* [Short problem]
Go through the data below and copy it exactly, skipping every picture.

***** Input data *****

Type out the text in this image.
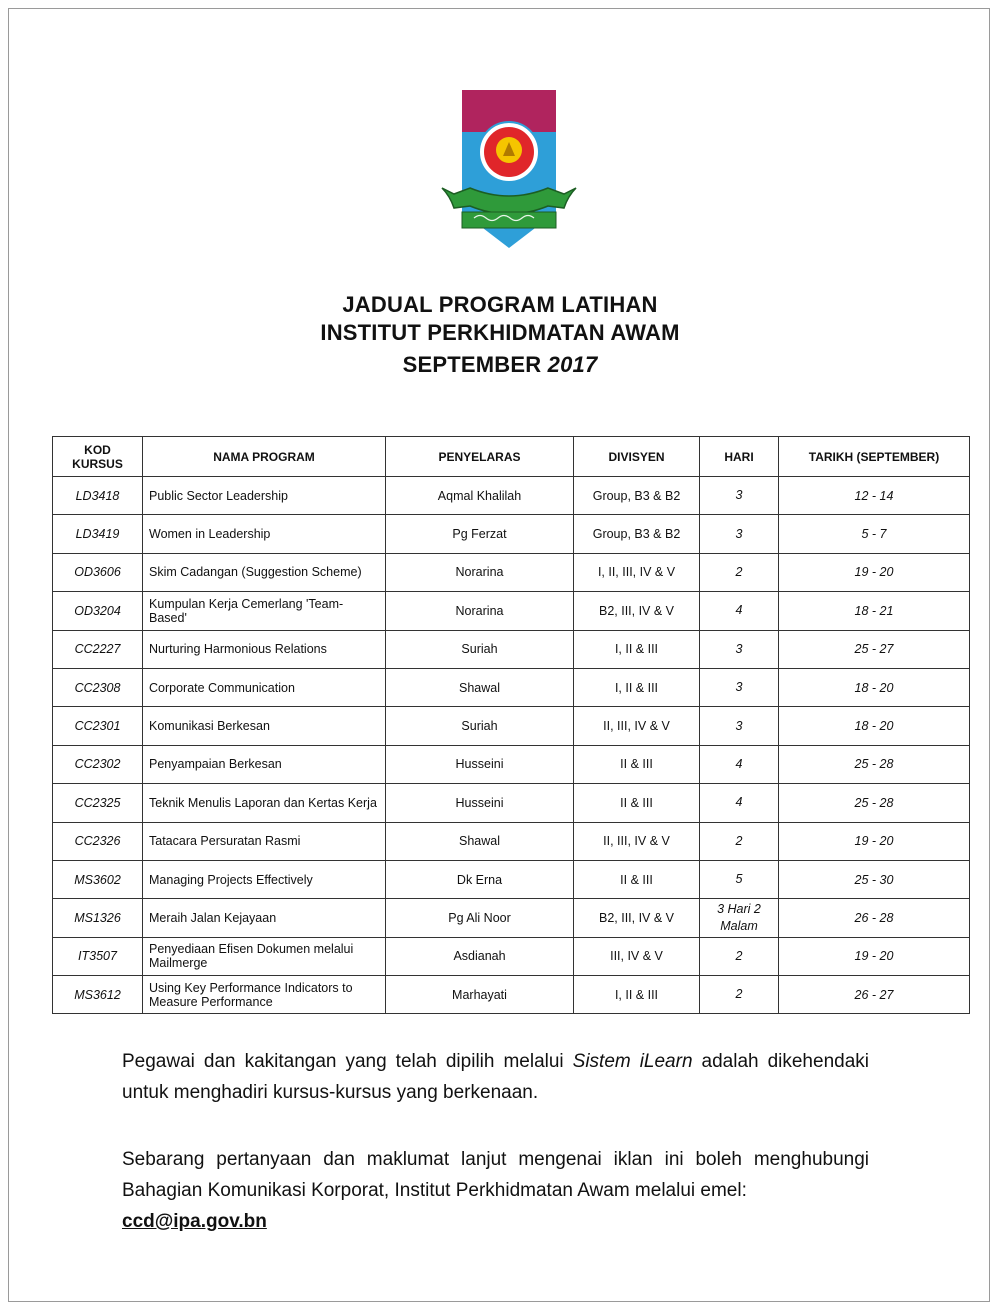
JADUAL PROGRAM LATIHAN
INSTITUT PERKHIDMATAN AWAM
SEPTEMBER 2017
KOD
KURSUS	NAMA PROGRAM	PENYELARAS	DIVISYEN	HARI	TARIKH (SEPTEMBER)
LD3418	Public Sector Leadership	Aqmal Khalilah	Group, B3 & B2	3	12 - 14
LD3419	Women in Leadership	Pg Ferzat	Group, B3 & B2	3	5 - 7
OD3606	Skim Cadangan (Suggestion Scheme)	Norarina	I, II, III, IV & V	2	19 - 20
OD3204	Kumpulan Kerja Cemerlang 'Team-Based'	Norarina	B2, III, IV & V	4	18 - 21
CC2227	Nurturing Harmonious Relations	Suriah	I, II & III	3	25 - 27
CC2308	Corporate Communication	Shawal	I, II & III	3	18 - 20
CC2301	Komunikasi Berkesan	Suriah	II, III, IV & V	3	18 - 20
CC2302	Penyampaian Berkesan	Husseini	II & III	4	25 - 28
CC2325	Teknik Menulis Laporan dan Kertas Kerja	Husseini	II & III	4	25 - 28
CC2326	Tatacara Persuratan Rasmi	Shawal	II, III, IV & V	2	19 - 20
MS3602	Managing Projects Effectively	Dk Erna	II & III	5	25 - 30
MS1326	Meraih Jalan Kejayaan	Pg Ali Noor	B2, III, IV & V	3 Hari 2 Malam	26 - 28
IT3507	Penyediaan Efisen Dokumen melalui Mailmerge	Asdianah	III, IV & V	2	19 - 20
MS3612	Using Key Performance Indicators to Measure Performance	Marhayati	I, II & III	2	26 - 27
Pegawai dan kakitangan yang telah dipilih melalui Sistem iLearn adalah dikehendaki untuk menghadiri kursus-kursus yang berkenaan.
Sebarang pertanyaan dan maklumat lanjut mengenai iklan ini boleh menghubungi Bahagian Komunikasi Korporat, Institut Perkhidmatan Awam melalui emel:
ccd@ipa.gov.bn
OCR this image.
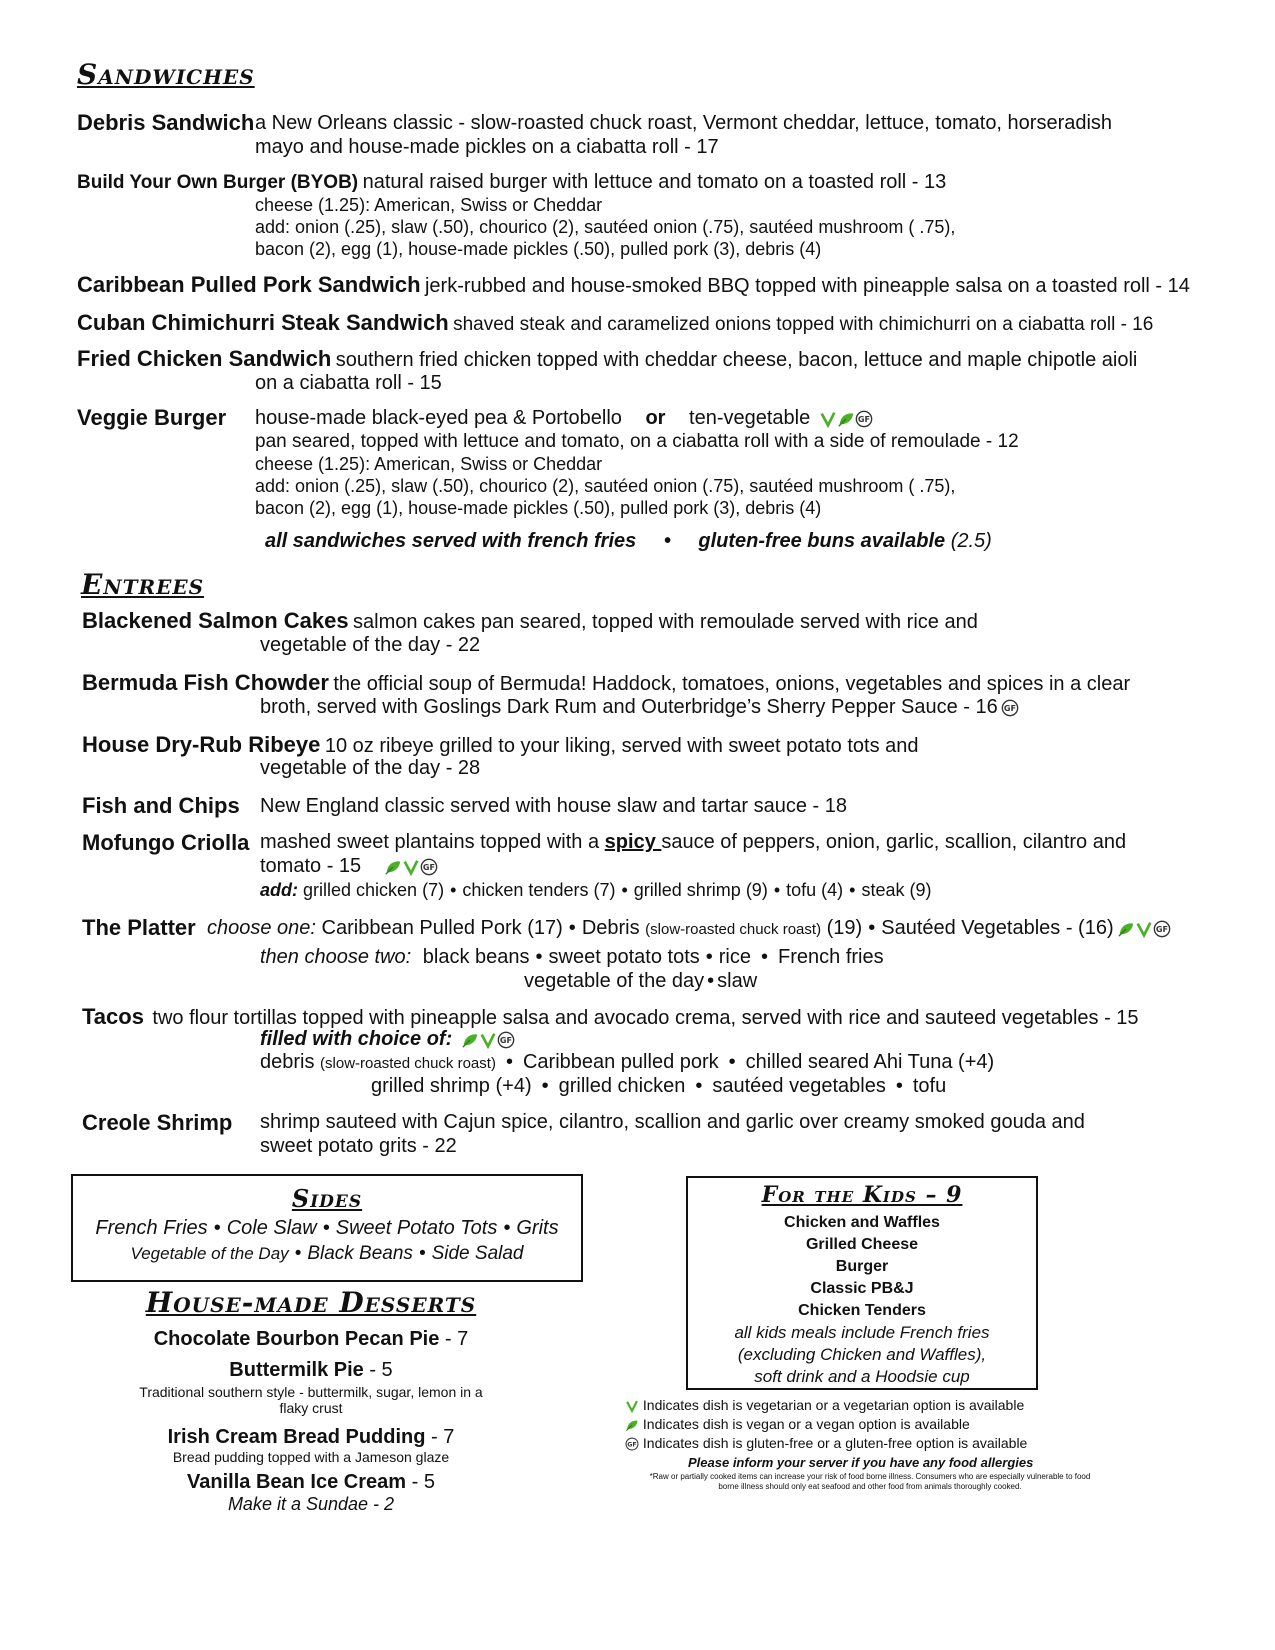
Sandwiches
Debris Sandwich a New Orleans classic - slow-roasted chuck roast, Vermont cheddar, lettuce, tomato, horseradish
mayo and house-made pickles on a ciabatta roll - 17
Build Your Own Burger (BYOB) natural raised burger with lettuce and tomato on a toasted roll - 13
cheese (1.25): American, Swiss or Cheddar
add: onion (.25), slaw (.50), chourico (2), sautéed onion (.75), sautéed mushroom ( .75),
bacon (2), egg (1), house-made pickles (.50), pulled pork (3), debris (4)
Caribbean Pulled Pork Sandwich jerk-rubbed and house-smoked BBQ topped with pineapple salsa on a toasted roll - 14
Cuban Chimichurri Steak Sandwich shaved steak and caramelized onions topped with chimichurri on a ciabatta roll - 16
Fried Chicken Sandwich southern fried chicken topped with cheddar cheese, bacon, lettuce and maple chipotle aioli
on a ciabatta roll - 15
Veggie Burger house-made black-eyed pea & Portobello or ten-vegetable
pan seared, topped with lettuce and tomato, on a ciabatta roll with a side of remoulade - 12
cheese (1.25): American, Swiss or Cheddar
add: onion (.25), slaw (.50), chourico (2), sautéed onion (.75), sautéed mushroom ( .75),
bacon (2), egg (1), house-made pickles (.50), pulled pork (3), debris (4)
all sandwiches served with french fries • gluten-free buns available (2.5)
Entrees
Blackened Salmon Cakes salmon cakes pan seared, topped with remoulade served with rice and
vegetable of the day - 22
Bermuda Fish Chowder the official soup of Bermuda! Haddock, tomatoes, onions, vegetables and spices in a clear
broth, served with Goslings Dark Rum and Outerbridge’s Sherry Pepper Sauce - 16
House Dry-Rub Ribeye 10 oz ribeye grilled to your liking, served with sweet potato tots and
vegetable of the day - 28
Fish and Chips New England classic served with house slaw and tartar sauce - 18
Mofungo Criolla mashed sweet plantains topped with a spicy sauce of peppers, onion, garlic, scallion, cilantro and
tomato - 15
add: grilled chicken (7) • chicken tenders (7) • grilled shrimp (9) • tofu (4) • steak (9)
The Platter choose one: Caribbean Pulled Pork (17) • Debris (slow-roasted chuck roast) (19) • Sautéed Vegetables - (16)
then choose two: black beans • sweet potato tots • rice • French fries
vegetable of the day • slaw
Tacos two flour tortillas topped with pineapple salsa and avocado crema, served with rice and sauteed vegetables - 15
filled with choice of:
debris (slow-roasted chuck roast) • Caribbean pulled pork • chilled seared Ahi Tuna (+4)
grilled shrimp (+4) • grilled chicken • sautéed vegetables • tofu
Creole Shrimp shrimp sauteed with Cajun spice, cilantro, scallion and garlic over creamy smoked gouda and
sweet potato grits - 22
Sides
French Fries • Cole Slaw • Sweet Potato Tots • Grits
Vegetable of the Day • Black Beans • Side Salad
House-made Desserts
Chocolate Bourbon Pecan Pie - 7
Buttermilk Pie - 5
Traditional southern style - buttermilk, sugar, lemon in a
flaky crust
Irish Cream Bread Pudding - 7
Bread pudding topped with a Jameson glaze
Vanilla Bean Ice Cream - 5
Make it a Sundae - 2
For the Kids – 9
Chicken and Waffles
Grilled Cheese
Burger
Classic PB&J
Chicken Tenders
all kids meals include French fries
(excluding Chicken and Waffles),
soft drink and a Hoodsie cup
Indicates dish is vegetarian or a vegetarian option is available
Indicates dish is vegan or a vegan option is available
Indicates dish is gluten-free or a gluten-free option is available
Please inform your server if you have any food allergies
*Raw or partially cooked items can increase your risk of food borne illness. Consumers who are especially vulnerable to food
borne illness should only eat seafood and other food from animals thoroughly cooked.
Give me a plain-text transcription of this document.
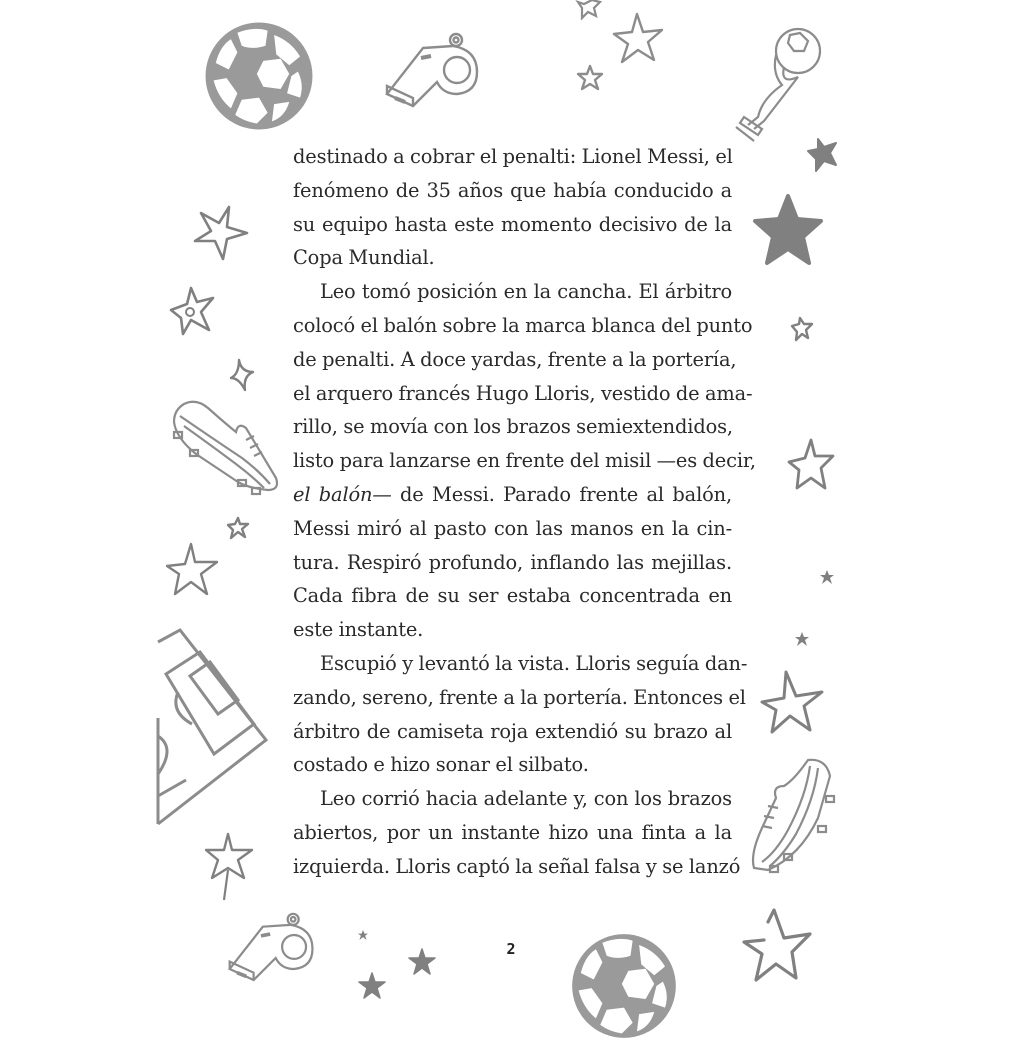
2

destinado a cobrar el penalti: Lionel Messi, el
fenómeno de 35 años que había conducido a
su equipo hasta este momento decisivo de la
Copa Mundial.

Leo tomó posición en la cancha. El árbitro
colocó el balón sobre la marca blanca del punto
de penalti. A doce yardas, frente a la portería,
el arquero francés Hugo Lloris, vestido de ama-
rillo, se movía con los brazos semiextendidos,
listo para lanzarse en frente del misil —es decir,
el balón— de Messi. Parado frente al balón,
Messi miró al pasto con las manos en la cin-
tura. Respiró profundo, inflando las mejillas.
Cada fibra de su ser estaba concentrada en
este instante.

Escupió y levantó la vista. Lloris seguía dan-
zando, sereno, frente a la portería. Entonces el
árbitro de camiseta roja extendió su brazo al
costado e hizo sonar el silbato.

Leo corrió hacia adelante y, con los brazos
abiertos, por un instante hizo una finta a la
izquierda. Lloris captó la señal falsa y se lanzó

*****

* [Exercise result]
Type out the text in this image.
JADUAL PROGRAM LATIHAN
INSTITUT PERKHIDMATAN AWAM
SEPTEMBER 2017
KOD
KURSUS	NAMA PROGRAM	PENYELARAS	DIVISYEN	HARI	TARIKH (SEPTEMBER)
LD3418	Public Sector Leadership	Aqmal Khalilah	Group, B3 & B2	3	12 - 14
LD3419	Women in Leadership	Pg Ferzat	Group, B3 & B2	3	5 - 7
OD3606	Skim Cadangan (Suggestion Scheme)	Norarina	I, II, III, IV & V	2	19 - 20
OD3204	Kumpulan Kerja Cemerlang 'Team-Based'	Norarina	B2, III, IV & V	4	18 - 21
CC2227	Nurturing Harmonious Relations	Suriah	I, II & III	3	25 - 27
CC2308	Corporate Communication	Shawal	I, II & III	3	18 - 20
CC2301	Komunikasi Berkesan	Suriah	II, III, IV & V	3	18 - 20
CC2302	Penyampaian Berkesan	Husseini	II & III	4	25 - 28
CC2325	Teknik Menulis Laporan dan Kertas Kerja	Husseini	II & III	4	25 - 28
CC2326	Tatacara Persuratan Rasmi	Shawal	II, III, IV & V	2	19 - 20
MS3602	Managing Projects Effectively	Dk Erna	II & III	5	25 - 30
MS1326	Meraih Jalan Kejayaan	Pg Ali Noor	B2, III, IV & V	3 Hari 2 Malam	26 - 28
IT3507	Penyediaan Efisen Dokumen melalui Mailmerge	Asdianah	III, IV & V	2	19 - 20
MS3612	Using Key Performance Indicators to Measure Performance	Marhayati	I, II & III	2	26 - 27
Pegawai dan kakitangan yang telah dipilih melalui Sistem iLearn adalah dikehendaki untuk menghadiri kursus-kursus yang berkenaan.
Sebarang pertanyaan dan maklumat lanjut mengenai iklan ini boleh menghubungi Bahagian Komunikasi Korporat, Institut Perkhidmatan Awam melalui emel:
ccd@ipa.gov.bn
OCR this image.
Sandwiches
Debris Sandwich a New Orleans classic - slow-roasted chuck roast, Vermont cheddar, lettuce, tomato, horseradish
mayo and house-made pickles on a ciabatta roll - 17
Build Your Own Burger (BYOB) natural raised burger with lettuce and tomato on a toasted roll - 13
cheese (1.25): American, Swiss or Cheddar
add: onion (.25), slaw (.50), chourico (2), sautéed onion (.75), sautéed mushroom ( .75),
bacon (2), egg (1), house-made pickles (.50), pulled pork (3), debris (4)
Caribbean Pulled Pork Sandwich jerk-rubbed and house-smoked BBQ topped with pineapple salsa on a toasted roll - 14
Cuban Chimichurri Steak Sandwich shaved steak and caramelized onions topped with chimichurri on a ciabatta roll - 16
Fried Chicken Sandwich southern fried chicken topped with cheddar cheese, bacon, lettuce and maple chipotle aioli
on a ciabatta roll - 15
Veggie Burger house-made black-eyed pea & Portobello or ten-vegetable
pan seared, topped with lettuce and tomato, on a ciabatta roll with a side of remoulade - 12
cheese (1.25): American, Swiss or Cheddar
add: onion (.25), slaw (.50), chourico (2), sautéed onion (.75), sautéed mushroom ( .75),
bacon (2), egg (1), house-made pickles (.50), pulled pork (3), debris (4)
all sandwiches served with french fries • gluten-free buns available (2.5)
Entrees
Blackened Salmon Cakes salmon cakes pan seared, topped with remoulade served with rice and
vegetable of the day - 22
Bermuda Fish Chowder the official soup of Bermuda! Haddock, tomatoes, onions, vegetables and spices in a clear
broth, served with Goslings Dark Rum and Outerbridge’s Sherry Pepper Sauce - 16
House Dry-Rub Ribeye 10 oz ribeye grilled to your liking, served with sweet potato tots and
vegetable of the day - 28
Fish and Chips New England classic served with house slaw and tartar sauce - 18
Mofungo Criolla mashed sweet plantains topped with a spicy sauce of peppers, onion, garlic, scallion, cilantro and
tomato - 15
add: grilled chicken (7) • chicken tenders (7) • grilled shrimp (9) • tofu (4) • steak (9)
The Platter choose one: Caribbean Pulled Pork (17) • Debris (slow-roasted chuck roast) (19) • Sautéed Vegetables - (16)
then choose two: black beans • sweet potato tots • rice • French fries
vegetable of the day • slaw
Tacos two flour tortillas topped with pineapple salsa and avocado crema, served with rice and sauteed vegetables - 15
filled with choice of:
debris (slow-roasted chuck roast) • Caribbean pulled pork • chilled seared Ahi Tuna (+4)
grilled shrimp (+4) • grilled chicken • sautéed vegetables • tofu
Creole Shrimp shrimp sauteed with Cajun spice, cilantro, scallion and garlic over creamy smoked gouda and
sweet potato grits - 22
Sides
French Fries • Cole Slaw • Sweet Potato Tots • Grits
Vegetable of the Day • Black Beans • Side Salad
House-made Desserts
Chocolate Bourbon Pecan Pie - 7
Buttermilk Pie - 5
Traditional southern style - buttermilk, sugar, lemon in a
flaky crust
Irish Cream Bread Pudding - 7
Bread pudding topped with a Jameson glaze
Vanilla Bean Ice Cream - 5
Make it a Sundae - 2
For the Kids – 9
Chicken and Waffles
Grilled Cheese
Burger
Classic PB&J
Chicken Tenders
all kids meals include French fries
(excluding Chicken and Waffles),
soft drink and a Hoodsie cup
Indicates dish is vegetarian or a vegetarian option is available
Indicates dish is vegan or a vegan option is available
Indicates dish is gluten-free or a gluten-free option is available
Please inform your server if you have any food allergies
*Raw or partially cooked items can increase your risk of food borne illness. Consumers who are especially vulnerable to food
borne illness should only eat seafood and other food from animals thoroughly cooked.
Give me a plain-text transcription of this document.
2

destinado a cobrar el penalti: Lionel Messi, el
fenómeno de 35 años que había conducido a
su equipo hasta este momento decisivo de la
Copa Mundial.

Leo tomó posición en la cancha. El árbitro
colocó el balón sobre la marca blanca del punto
de penalti. A doce yardas, frente a la portería,
el arquero francés Hugo Lloris, vestido de ama-
rillo, se movía con los brazos semiextendidos,
listo para lanzarse en frente del misil —es decir,
el balón— de Messi. Parado frente al balón,
Messi miró al pasto con las manos en la cin-
tura. Respiró profundo, inflando las mejillas.
Cada fibra de su ser estaba concentrada en
este instante.

Escupió y levantó la vista. Lloris seguía dan-
zando, sereno, frente a la portería. Entonces el
árbitro de camiseta roja extendió su brazo al
costado e hizo sonar el silbato.

Leo corrió hacia adelante y, con los brazos
abiertos, por un instante hizo una finta a la
izquierda. Lloris captó la señal falsa y se lanzó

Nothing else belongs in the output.